** BEGIN PROVIDED RECORDS **

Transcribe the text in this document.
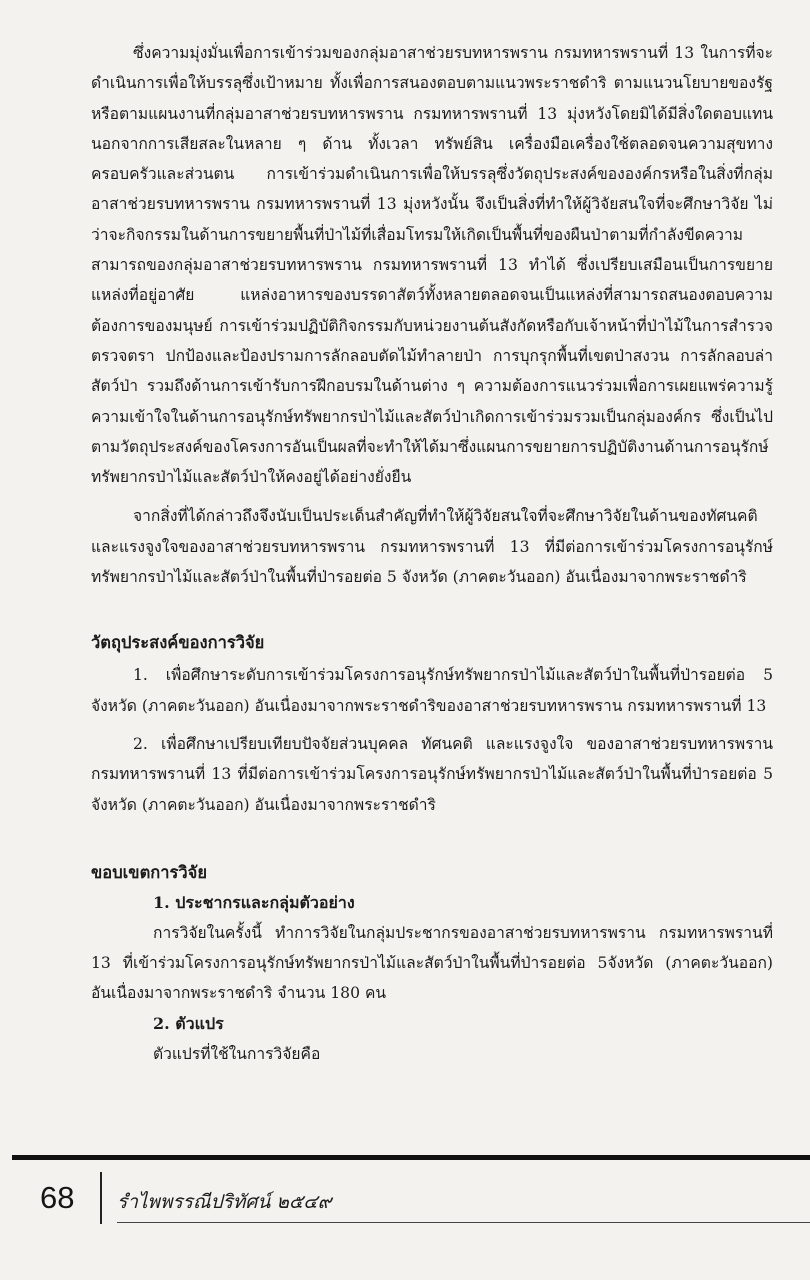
ซึ่งความมุ่งมั่นเพื่อการเข้าร่วมของกลุ่มอาสาช่วยรบทหารพราน กรมทหารพรานที่ 13 ในการที่จะดำเนินการเพื่อให้บรรลุซึ่งเป้าหมาย ทั้งเพื่อการสนองตอบตามแนวพระราชดำริ ตามแนวนโยบายของรัฐ หรือตามแผนงานที่กลุ่มอาสาช่วยรบทหารพราน กรมทหารพรานที่ 13 มุ่งหวังโดยมิได้มีสิ่งใดตอบแทนนอกจากการเสียสละในหลาย ๆ ด้าน ทั้งเวลา ทรัพย์สิน เครื่องมือเครื่องใช้ตลอดจนความสุขทางครอบครัวและส่วนตน การเข้าร่วมดำเนินการเพื่อให้บรรลุซึ่งวัตถุประสงค์ขององค์กรหรือในสิ่งที่กลุ่มอาสาช่วยรบทหารพราน กรมทหารพรานที่ 13 มุ่งหวังนั้น จึงเป็นสิ่งที่ทำให้ผู้วิจัยสนใจที่จะศึกษาวิจัย ไม่ว่าจะกิจกรรมในด้านการขยายพื้นที่ป่าไม้ที่เสื่อมโทรมให้เกิดเป็นพื้นที่ของผืนป่าตามที่กำลังขีดความสามารถของกลุ่มอาสาช่วยรบทหารพราน กรมทหารพรานที่ 13 ทำได้ ซึ่งเปรียบเสมือนเป็นการขยายแหล่งที่อยู่อาศัย แหล่งอาหารของบรรดาสัตว์ทั้งหลายตลอดจนเป็นแหล่งที่สามารถสนองตอบความต้องการของมนุษย์ การเข้าร่วมปฏิบัติกิจกรรมกับหน่วยงานต้นสังกัดหรือกับเจ้าหน้าที่ป่าไม้ในการสำรวจตรวจตรา ปกป้องและป้องปรามการลักลอบตัดไม้ทำลายป่า การบุกรุกพื้นที่เขตป่าสงวน การลักลอบล่าสัตว์ป่า รวมถึงด้านการเข้ารับการฝึกอบรมในด้านต่าง ๆ ความต้องการแนวร่วมเพื่อการเผยแพร่ความรู้ความเข้าใจในด้านการอนุรักษ์ทรัพยากรป่าไม้และสัตว์ป่าเกิดการเข้าร่วมรวมเป็นกลุ่มองค์กร ซึ่งเป็นไปตามวัตถุประสงค์ของโครงการอันเป็นผลที่จะทำให้ได้มาซึ่งแผนการขยายการปฏิบัติงานด้านการอนุรักษ์ทรัพยากรป่าไม้และสัตว์ป่าให้คงอยู่ได้อย่างยั่งยืน

จากสิ่งที่ได้กล่าวถึงจึงนับเป็นประเด็นสำคัญที่ทำให้ผู้วิจัยสนใจที่จะศึกษาวิจัยในด้านของทัศนคติและแรงจูงใจของอาสาช่วยรบทหารพราน กรมทหารพรานที่ 13 ที่มีต่อการเข้าร่วมโครงการอนุรักษ์ทรัพยากรป่าไม้และสัตว์ป่าในพื้นที่ป่ารอยต่อ 5 จังหวัด (ภาคตะวันออก) อันเนื่องมาจากพระราชดำริ

วัตถุประสงค์ของการวิจัย

1. เพื่อศึกษาระดับการเข้าร่วมโครงการอนุรักษ์ทรัพยากรป่าไม้และสัตว์ป่าในพื้นที่ป่ารอยต่อ 5 จังหวัด (ภาคตะวันออก) อันเนื่องมาจากพระราชดำริของอาสาช่วยรบทหารพราน กรมทหารพรานที่ 13

2. เพื่อศึกษาเปรียบเทียบปัจจัยส่วนบุคคล ทัศนคติ และแรงจูงใจ ของอาสาช่วยรบทหารพราน กรมทหารพรานที่ 13 ที่มีต่อการเข้าร่วมโครงการอนุรักษ์ทรัพยากรป่าไม้และสัตว์ป่าในพื้นที่ป่ารอยต่อ 5 จังหวัด (ภาคตะวันออก) อันเนื่องมาจากพระราชดำริ

ขอบเขตการวิจัย
1. ประชากรและกลุ่มตัวอย่าง

การวิจัยในครั้งนี้ ทำการวิจัยในกลุ่มประชากรของอาสาช่วยรบทหารพราน กรมทหารพรานที่ 13 ที่เข้าร่วมโครงการอนุรักษ์ทรัพยากรป่าไม้และสัตว์ป่าในพื้นที่ป่ารอยต่อ 5จังหวัด (ภาคตะวันออก) อันเนื่องมาจากพระราชดำริ จำนวน 180 คน

2. ตัวแปร

ตัวแปรที่ใช้ในการวิจัยคือ

68 รำไพพรรณีปริทัศน์ ๒๕๔๙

** END PROVIDED RECORDS **

▶ REQUIREMENT:
Give back the entries verbatim. Do not include any picture.

▶ RESULT OF THIS EXERCISE:
Transcribe the text in this document.
ซึ่งความมุ่งมั่นเพื่อการเข้าร่วมของกลุ่มอาสาช่วยรบทหารพราน กรมทหารพรานที่ 13 ในการที่จะดำเนินการเพื่อให้บรรลุซึ่งเป้าหมาย ทั้งเพื่อการสนองตอบตามแนวพระราชดำริ ตามแนวนโยบายของรัฐ หรือตามแผนงานที่กลุ่มอาสาช่วยรบทหารพราน กรมทหารพรานที่ 13 มุ่งหวังโดยมิได้มีสิ่งใดตอบแทนนอกจากการเสียสละในหลาย ๆ ด้าน ทั้งเวลา ทรัพย์สิน เครื่องมือเครื่องใช้ตลอดจนความสุขทางครอบครัวและส่วนตน การเข้าร่วมดำเนินการเพื่อให้บรรลุซึ่งวัตถุประสงค์ขององค์กรหรือในสิ่งที่กลุ่มอาสาช่วยรบทหารพราน กรมทหารพรานที่ 13 มุ่งหวังนั้น จึงเป็นสิ่งที่ทำให้ผู้วิจัยสนใจที่จะศึกษาวิจัย ไม่ว่าจะกิจกรรมในด้านการขยายพื้นที่ป่าไม้ที่เสื่อมโทรมให้เกิดเป็นพื้นที่ของผืนป่าตามที่กำลังขีดความสามารถของกลุ่มอาสาช่วยรบทหารพราน กรมทหารพรานที่ 13 ทำได้ ซึ่งเปรียบเสมือนเป็นการขยายแหล่งที่อยู่อาศัย แหล่งอาหารของบรรดาสัตว์ทั้งหลายตลอดจนเป็นแหล่งที่สามารถสนองตอบความต้องการของมนุษย์ การเข้าร่วมปฏิบัติกิจกรรมกับหน่วยงานต้นสังกัดหรือกับเจ้าหน้าที่ป่าไม้ในการสำรวจตรวจตรา ปกป้องและป้องปรามการลักลอบตัดไม้ทำลายป่า การบุกรุกพื้นที่เขตป่าสงวน การลักลอบล่าสัตว์ป่า รวมถึงด้านการเข้ารับการฝึกอบรมในด้านต่าง ๆ ความต้องการแนวร่วมเพื่อการเผยแพร่ความรู้ความเข้าใจในด้านการอนุรักษ์ทรัพยากรป่าไม้และสัตว์ป่าเกิดการเข้าร่วมรวมเป็นกลุ่มองค์กร ซึ่งเป็นไปตามวัตถุประสงค์ของโครงการอันเป็นผลที่จะทำให้ได้มาซึ่งแผนการขยายการปฏิบัติงานด้านการอนุรักษ์ทรัพยากรป่าไม้และสัตว์ป่าให้คงอยู่ได้อย่างยั่งยืน

จากสิ่งที่ได้กล่าวถึงจึงนับเป็นประเด็นสำคัญที่ทำให้ผู้วิจัยสนใจที่จะศึกษาวิจัยในด้านของทัศนคติและแรงจูงใจของอาสาช่วยรบทหารพราน กรมทหารพรานที่ 13 ที่มีต่อการเข้าร่วมโครงการอนุรักษ์ทรัพยากรป่าไม้และสัตว์ป่าในพื้นที่ป่ารอยต่อ 5 จังหวัด (ภาคตะวันออก) อันเนื่องมาจากพระราชดำริ

วัตถุประสงค์ของการวิจัย

1. เพื่อศึกษาระดับการเข้าร่วมโครงการอนุรักษ์ทรัพยากรป่าไม้และสัตว์ป่าในพื้นที่ป่ารอยต่อ 5 จังหวัด (ภาคตะวันออก) อันเนื่องมาจากพระราชดำริของอาสาช่วยรบทหารพราน กรมทหารพรานที่ 13

2. เพื่อศึกษาเปรียบเทียบปัจจัยส่วนบุคคล ทัศนคติ และแรงจูงใจ ของอาสาช่วยรบทหารพราน กรมทหารพรานที่ 13 ที่มีต่อการเข้าร่วมโครงการอนุรักษ์ทรัพยากรป่าไม้และสัตว์ป่าในพื้นที่ป่ารอยต่อ 5 จังหวัด (ภาคตะวันออก) อันเนื่องมาจากพระราชดำริ

ขอบเขตการวิจัย
1. ประชากรและกลุ่มตัวอย่าง

การวิจัยในครั้งนี้ ทำการวิจัยในกลุ่มประชากรของอาสาช่วยรบทหารพราน กรมทหารพรานที่ 13 ที่เข้าร่วมโครงการอนุรักษ์ทรัพยากรป่าไม้และสัตว์ป่าในพื้นที่ป่ารอยต่อ 5จังหวัด (ภาคตะวันออก) อันเนื่องมาจากพระราชดำริ จำนวน 180 คน

2. ตัวแปร

ตัวแปรที่ใช้ในการวิจัยคือ

68 รำไพพรรณีปริทัศน์ ๒๕๔๙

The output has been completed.